# [Instruções do exercício]
(a) Enumere os fatores que o relato sobre a quarentena considera importantes, mas não suficientes, na concepção de relacionamento nele exposta.
(b) Transcreva do relato sobre a quarentena o trecho que vai de "Chegamos ao fim" até "que eu recebo?".

# [Texto apresentado]
Chegamos ao fim da primeira semana
de quarentena absoluta, não lembro a última vez que estive tanto tempo sem sair
de casa. Foi uma semana intensa, principalmente no que tange as notícias circuladas
e as reações das pessoas, houve até carreata pedindo o fim da quarentena. Existe
uma disputa com aqueles que valorizam mais a preservação da saúde, e aqueles
que defendem seus empregos e fonte de renda, argumentando que sem eles a morte
vai ocorrer de fome. Sinto que as coisas acalmaram um pouco, ou talvez eu tenha
acompanhado menos. Consigo observar argumentos válidos em ambos os lados,
porém, como afirmei anteriormente, a saúde e o controle da pandemia devem ser
prioridade.
No meio disso tudo o que eu recebo?
Uma ligação. Não foi qualquer ligação, foi praticamente uma reconexão com
alguém muito especial e que não tinha um contato mais próximo por um bom tempo.
Embora a motivação tenha sido mais delicada, o fato de estar durante 1h e 37
min entre momentos tensos e risadas, foi o suficiente para elevar substancialmente
o meu nível de felicidade. Exagerado? Não me surpreende se a resposta for
sim, pouquíssimas pessoas entendem o significado que isso tem para mim.
Na minha concepção de
relacionamento, o tempo que você conhece a pessoa, o tempo de convivência, os
mais variados assuntos que foi capaz de conversar, quantas saídas ou passeios
juntos, são fatores importantes sim, mas não é tudo. Se encontro tudo isso em
um relacionamento, tenho ao meu lado uma companhia agradável e que tenho o
interesse de preservar. Porém, um vínculo forte e profundo precisa de conexão,
aquele forte ato de rasgar seu peito e abrir seu coração, dividir aquilo que
você pensa, que te aflige e te alegra verdadeiramente.
Ao sair desse período de
isolamento, que possamos repensar e reformular como estamos nos conectando de
fato com as pessoas mais queridas.
4.256 casos confirmados e 136 mortes.

# [Trechos de dados]
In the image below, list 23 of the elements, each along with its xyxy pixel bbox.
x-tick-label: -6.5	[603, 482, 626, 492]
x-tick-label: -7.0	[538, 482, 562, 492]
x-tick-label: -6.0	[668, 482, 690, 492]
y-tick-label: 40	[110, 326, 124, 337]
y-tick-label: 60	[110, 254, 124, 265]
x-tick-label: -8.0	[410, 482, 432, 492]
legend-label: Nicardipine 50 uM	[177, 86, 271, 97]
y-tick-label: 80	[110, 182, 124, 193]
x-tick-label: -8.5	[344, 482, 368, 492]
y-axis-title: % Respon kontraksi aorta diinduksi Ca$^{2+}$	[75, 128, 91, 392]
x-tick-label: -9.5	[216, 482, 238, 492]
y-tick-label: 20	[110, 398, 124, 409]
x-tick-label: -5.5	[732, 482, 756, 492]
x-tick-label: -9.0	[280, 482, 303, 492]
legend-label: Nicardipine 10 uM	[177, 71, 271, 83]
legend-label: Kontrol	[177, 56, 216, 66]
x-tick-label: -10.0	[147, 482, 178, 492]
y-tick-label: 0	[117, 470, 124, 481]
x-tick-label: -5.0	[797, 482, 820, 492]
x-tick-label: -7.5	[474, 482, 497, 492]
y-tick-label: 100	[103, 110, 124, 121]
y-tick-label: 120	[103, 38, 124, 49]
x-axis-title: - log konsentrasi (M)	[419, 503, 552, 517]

# [Respostas do exercício]
(a)
- O tempo que você conhece a pessoa
- O tempo de convivência
- Os mais variados assuntos que foi capaz de conversar
- Quantas saídas ou passeios juntos

(b)
Chegamos ao fim da primeira semana
de quarentena absoluta, não lembro a última vez que estive tanto tempo sem sair
de casa. Foi uma semana intensa, principalmente no que tange as notícias circuladas
e as reações das pessoas, houve até carreata pedindo o fim da quarentena. Existe
uma disputa com aqueles que valorizam mais a preservação da saúde, e aqueles
que defendem seus empregos e fonte de renda, argumentando que sem eles a morte
vai ocorrer de fome. Sinto que as coisas acalmaram um pouco, ou talvez eu tenha
acompanhado menos. Consigo observar argumentos válidos em ambos os lados,
porém, como afirmei anteriormente, a saúde e o controle da pandemia devem ser
prioridade.
No meio disso tudo o que eu recebo?